> [INSTRUCTIONS TO FOLLOW]:
Reproduce all of the records exactly.

> [EXERCISE INPUT]:
========================================================================

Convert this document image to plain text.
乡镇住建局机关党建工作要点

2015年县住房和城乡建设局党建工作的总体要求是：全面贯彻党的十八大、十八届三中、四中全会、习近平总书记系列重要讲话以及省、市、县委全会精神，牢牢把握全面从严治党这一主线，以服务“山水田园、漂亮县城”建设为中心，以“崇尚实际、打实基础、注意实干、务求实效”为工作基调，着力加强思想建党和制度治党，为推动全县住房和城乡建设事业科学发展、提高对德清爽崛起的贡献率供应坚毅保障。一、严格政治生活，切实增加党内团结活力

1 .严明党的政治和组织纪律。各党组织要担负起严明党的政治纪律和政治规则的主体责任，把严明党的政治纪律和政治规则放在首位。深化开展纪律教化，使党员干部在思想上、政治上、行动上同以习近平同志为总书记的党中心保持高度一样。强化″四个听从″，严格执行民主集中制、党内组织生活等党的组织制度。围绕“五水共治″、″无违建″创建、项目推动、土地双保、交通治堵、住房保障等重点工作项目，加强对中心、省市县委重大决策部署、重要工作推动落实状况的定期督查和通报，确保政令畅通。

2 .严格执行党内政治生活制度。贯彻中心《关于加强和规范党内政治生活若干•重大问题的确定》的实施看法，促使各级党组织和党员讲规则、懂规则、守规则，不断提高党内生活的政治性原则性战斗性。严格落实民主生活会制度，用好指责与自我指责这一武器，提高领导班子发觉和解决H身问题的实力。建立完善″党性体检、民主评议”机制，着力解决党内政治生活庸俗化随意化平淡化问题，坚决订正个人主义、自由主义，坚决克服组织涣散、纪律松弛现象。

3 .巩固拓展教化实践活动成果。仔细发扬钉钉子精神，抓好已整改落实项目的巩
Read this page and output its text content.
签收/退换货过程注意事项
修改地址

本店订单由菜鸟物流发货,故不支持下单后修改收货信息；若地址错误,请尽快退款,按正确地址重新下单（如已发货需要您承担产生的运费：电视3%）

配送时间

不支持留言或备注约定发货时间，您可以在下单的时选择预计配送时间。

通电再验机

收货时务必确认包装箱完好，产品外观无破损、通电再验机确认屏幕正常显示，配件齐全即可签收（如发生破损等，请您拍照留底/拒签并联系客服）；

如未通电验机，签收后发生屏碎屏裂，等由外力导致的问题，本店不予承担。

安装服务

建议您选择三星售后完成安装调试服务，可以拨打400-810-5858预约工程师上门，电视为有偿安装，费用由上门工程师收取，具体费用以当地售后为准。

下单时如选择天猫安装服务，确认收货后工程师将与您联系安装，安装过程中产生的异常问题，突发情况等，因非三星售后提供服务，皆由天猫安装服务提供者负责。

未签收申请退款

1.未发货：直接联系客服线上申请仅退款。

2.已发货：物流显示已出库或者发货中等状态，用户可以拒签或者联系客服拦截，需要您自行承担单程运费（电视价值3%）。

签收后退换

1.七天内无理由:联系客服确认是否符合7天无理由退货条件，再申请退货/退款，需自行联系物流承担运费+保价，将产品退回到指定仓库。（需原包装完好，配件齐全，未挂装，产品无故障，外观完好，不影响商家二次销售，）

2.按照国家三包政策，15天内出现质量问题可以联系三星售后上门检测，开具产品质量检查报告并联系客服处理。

========================================================================

> [SOLUTION FOR THIS TASK]:
Convert this document image to plain text.
乡镇住建局机关党建工作要点

2015年县住房和城乡建设局党建工作的总体要求是：全面贯彻党的十八大、十八届三中、四中全会、习近平总书记系列重要讲话以及省、市、县委全会精神，牢牢把握全面从严治党这一主线，以服务“山水田园、漂亮县城”建设为中心，以“崇尚实际、打实基础、注意实干、务求实效”为工作基调，着力加强思想建党和制度治党，为推动全县住房和城乡建设事业科学发展、提高对德清爽崛起的贡献率供应坚毅保障。一、严格政治生活，切实增加党内团结活力

1 .严明党的政治和组织纪律。各党组织要担负起严明党的政治纪律和政治规则的主体责任，把严明党的政治纪律和政治规则放在首位。深化开展纪律教化，使党员干部在思想上、政治上、行动上同以习近平同志为总书记的党中心保持高度一样。强化″四个听从″，严格执行民主集中制、党内组织生活等党的组织制度。围绕“五水共治″、″无违建″创建、项目推动、土地双保、交通治堵、住房保障等重点工作项目，加强对中心、省市县委重大决策部署、重要工作推动落实状况的定期督查和通报，确保政令畅通。

2 .严格执行党内政治生活制度。贯彻中心《关于加强和规范党内政治生活若干•重大问题的确定》的实施看法，促使各级党组织和党员讲规则、懂规则、守规则，不断提高党内生活的政治性原则性战斗性。严格落实民主生活会制度，用好指责与自我指责这一武器，提高领导班子发觉和解决H身问题的实力。建立完善″党性体检、民主评议”机制，着力解决党内政治生活庸俗化随意化平淡化问题，坚决订正个人主义、自由主义，坚决克服组织涣散、纪律松弛现象。

3 .巩固拓展教化实践活动成果。仔细发扬钉钉子精神，抓好已整改落实项目的巩
Read this page and output its text content.
签收/退换货过程注意事项
修改地址

本店订单由菜鸟物流发货,故不支持下单后修改收货信息；若地址错误,请尽快退款,按正确地址重新下单（如已发货需要您承担产生的运费：电视3%）

配送时间

不支持留言或备注约定发货时间，您可以在下单的时选择预计配送时间。

通电再验机

收货时务必确认包装箱完好，产品外观无破损、通电再验机确认屏幕正常显示，配件齐全即可签收（如发生破损等，请您拍照留底/拒签并联系客服）；

如未通电验机，签收后发生屏碎屏裂，等由外力导致的问题，本店不予承担。

安装服务

建议您选择三星售后完成安装调试服务，可以拨打400-810-5858预约工程师上门，电视为有偿安装，费用由上门工程师收取，具体费用以当地售后为准。

下单时如选择天猫安装服务，确认收货后工程师将与您联系安装，安装过程中产生的异常问题，突发情况等，因非三星售后提供服务，皆由天猫安装服务提供者负责。

未签收申请退款

1.未发货：直接联系客服线上申请仅退款。

2.已发货：物流显示已出库或者发货中等状态，用户可以拒签或者联系客服拦截，需要您自行承担单程运费（电视价值3%）。

签收后退换

1.七天内无理由:联系客服确认是否符合7天无理由退货条件，再申请退货/退款，需自行联系物流承担运费+保价，将产品退回到指定仓库。（需原包装完好，配件齐全，未挂装，产品无故障，外观完好，不影响商家二次销售，）

2.按照国家三包政策，15天内出现质量问题可以联系三星售后上门检测，开具产品质量检查报告并联系客服处理。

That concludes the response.